Set the following entries down again exactly, line by line.
-- Begin Material --
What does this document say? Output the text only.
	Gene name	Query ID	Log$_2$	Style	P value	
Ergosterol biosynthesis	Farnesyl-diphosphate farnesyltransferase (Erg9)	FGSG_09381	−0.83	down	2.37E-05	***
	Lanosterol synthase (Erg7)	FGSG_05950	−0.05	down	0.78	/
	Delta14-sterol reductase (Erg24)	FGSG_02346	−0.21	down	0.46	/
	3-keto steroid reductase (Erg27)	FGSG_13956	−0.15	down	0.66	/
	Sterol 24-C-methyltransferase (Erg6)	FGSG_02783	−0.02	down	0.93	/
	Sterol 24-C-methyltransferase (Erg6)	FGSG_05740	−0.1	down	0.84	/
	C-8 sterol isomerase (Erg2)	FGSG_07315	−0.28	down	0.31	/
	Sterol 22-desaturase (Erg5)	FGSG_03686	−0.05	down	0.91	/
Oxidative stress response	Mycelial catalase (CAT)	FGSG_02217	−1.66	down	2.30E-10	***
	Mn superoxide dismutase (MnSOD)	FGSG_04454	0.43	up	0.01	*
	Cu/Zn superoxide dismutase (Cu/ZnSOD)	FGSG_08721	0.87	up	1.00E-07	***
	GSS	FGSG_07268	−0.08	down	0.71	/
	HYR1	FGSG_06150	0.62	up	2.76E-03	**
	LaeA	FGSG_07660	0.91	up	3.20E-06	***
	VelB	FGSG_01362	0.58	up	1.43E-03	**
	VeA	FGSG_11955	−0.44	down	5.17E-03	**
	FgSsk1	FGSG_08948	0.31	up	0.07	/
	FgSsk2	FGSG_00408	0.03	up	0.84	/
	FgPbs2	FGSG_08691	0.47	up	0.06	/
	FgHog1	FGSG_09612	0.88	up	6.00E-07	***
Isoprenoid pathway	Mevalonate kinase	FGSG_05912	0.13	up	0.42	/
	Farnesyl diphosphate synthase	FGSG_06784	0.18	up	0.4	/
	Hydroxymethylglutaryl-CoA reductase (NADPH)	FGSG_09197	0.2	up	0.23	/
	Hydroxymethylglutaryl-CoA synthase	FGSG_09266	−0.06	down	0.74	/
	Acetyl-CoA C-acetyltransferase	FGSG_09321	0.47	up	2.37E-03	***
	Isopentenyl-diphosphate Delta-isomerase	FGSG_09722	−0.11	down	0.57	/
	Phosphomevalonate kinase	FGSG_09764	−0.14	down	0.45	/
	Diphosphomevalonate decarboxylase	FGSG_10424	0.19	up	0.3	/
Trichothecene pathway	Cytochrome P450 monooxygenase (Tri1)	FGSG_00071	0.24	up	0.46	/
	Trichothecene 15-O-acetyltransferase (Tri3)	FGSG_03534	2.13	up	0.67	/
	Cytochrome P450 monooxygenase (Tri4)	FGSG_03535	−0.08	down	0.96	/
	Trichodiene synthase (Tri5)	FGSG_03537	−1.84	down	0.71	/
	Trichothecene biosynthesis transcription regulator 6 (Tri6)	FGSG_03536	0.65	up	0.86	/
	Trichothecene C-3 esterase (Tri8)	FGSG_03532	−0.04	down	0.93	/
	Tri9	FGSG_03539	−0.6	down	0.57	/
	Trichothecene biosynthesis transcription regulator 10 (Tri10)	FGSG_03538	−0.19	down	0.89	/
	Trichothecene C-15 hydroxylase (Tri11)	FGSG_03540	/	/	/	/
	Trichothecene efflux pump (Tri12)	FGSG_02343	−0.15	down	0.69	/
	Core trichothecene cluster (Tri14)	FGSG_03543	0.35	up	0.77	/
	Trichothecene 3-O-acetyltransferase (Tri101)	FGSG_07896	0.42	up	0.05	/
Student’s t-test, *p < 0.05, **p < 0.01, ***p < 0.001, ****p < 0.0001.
-- End Material --
Response to the exercise |
What does this document say? Output the text only.
	Gene name	Query ID	Log$_2$	Style	P value	
Ergosterol biosynthesis	Farnesyl-diphosphate farnesyltransferase (Erg9)	FGSG_09381	−0.83	down	2.37E-05	***
	Lanosterol synthase (Erg7)	FGSG_05950	−0.05	down	0.78	/
	Delta14-sterol reductase (Erg24)	FGSG_02346	−0.21	down	0.46	/
	3-keto steroid reductase (Erg27)	FGSG_13956	−0.15	down	0.66	/
	Sterol 24-C-methyltransferase (Erg6)	FGSG_02783	−0.02	down	0.93	/
	Sterol 24-C-methyltransferase (Erg6)	FGSG_05740	−0.1	down	0.84	/
	C-8 sterol isomerase (Erg2)	FGSG_07315	−0.28	down	0.31	/
	Sterol 22-desaturase (Erg5)	FGSG_03686	−0.05	down	0.91	/
Oxidative stress response	Mycelial catalase (CAT)	FGSG_02217	−1.66	down	2.30E-10	***
	Mn superoxide dismutase (MnSOD)	FGSG_04454	0.43	up	0.01	*
	Cu/Zn superoxide dismutase (Cu/ZnSOD)	FGSG_08721	0.87	up	1.00E-07	***
	GSS	FGSG_07268	−0.08	down	0.71	/
	HYR1	FGSG_06150	0.62	up	2.76E-03	**
	LaeA	FGSG_07660	0.91	up	3.20E-06	***
	VelB	FGSG_01362	0.58	up	1.43E-03	**
	VeA	FGSG_11955	−0.44	down	5.17E-03	**
	FgSsk1	FGSG_08948	0.31	up	0.07	/
	FgSsk2	FGSG_00408	0.03	up	0.84	/
	FgPbs2	FGSG_08691	0.47	up	0.06	/
	FgHog1	FGSG_09612	0.88	up	6.00E-07	***
Isoprenoid pathway	Mevalonate kinase	FGSG_05912	0.13	up	0.42	/
	Farnesyl diphosphate synthase	FGSG_06784	0.18	up	0.4	/
	Hydroxymethylglutaryl-CoA reductase (NADPH)	FGSG_09197	0.2	up	0.23	/
	Hydroxymethylglutaryl-CoA synthase	FGSG_09266	−0.06	down	0.74	/
	Acetyl-CoA C-acetyltransferase	FGSG_09321	0.47	up	2.37E-03	***
	Isopentenyl-diphosphate Delta-isomerase	FGSG_09722	−0.11	down	0.57	/
	Phosphomevalonate kinase	FGSG_09764	−0.14	down	0.45	/
	Diphosphomevalonate decarboxylase	FGSG_10424	0.19	up	0.3	/
Trichothecene pathway	Cytochrome P450 monooxygenase (Tri1)	FGSG_00071	0.24	up	0.46	/
	Trichothecene 15-O-acetyltransferase (Tri3)	FGSG_03534	2.13	up	0.67	/
	Cytochrome P450 monooxygenase (Tri4)	FGSG_03535	−0.08	down	0.96	/
	Trichodiene synthase (Tri5)	FGSG_03537	−1.84	down	0.71	/
	Trichothecene biosynthesis transcription regulator 6 (Tri6)	FGSG_03536	0.65	up	0.86	/
	Trichothecene C-3 esterase (Tri8)	FGSG_03532	−0.04	down	0.93	/
	Tri9	FGSG_03539	−0.6	down	0.57	/
	Trichothecene biosynthesis transcription regulator 10 (Tri10)	FGSG_03538	−0.19	down	0.89	/
	Trichothecene C-15 hydroxylase (Tri11)	FGSG_03540	/	/	/	/
	Trichothecene efflux pump (Tri12)	FGSG_02343	−0.15	down	0.69	/
	Core trichothecene cluster (Tri14)	FGSG_03543	0.35	up	0.77	/
	Trichothecene 3-O-acetyltransferase (Tri101)	FGSG_07896	0.42	up	0.05	/
Student’s t-test, *p < 0.05, **p < 0.01, ***p < 0.001, ****p < 0.0001.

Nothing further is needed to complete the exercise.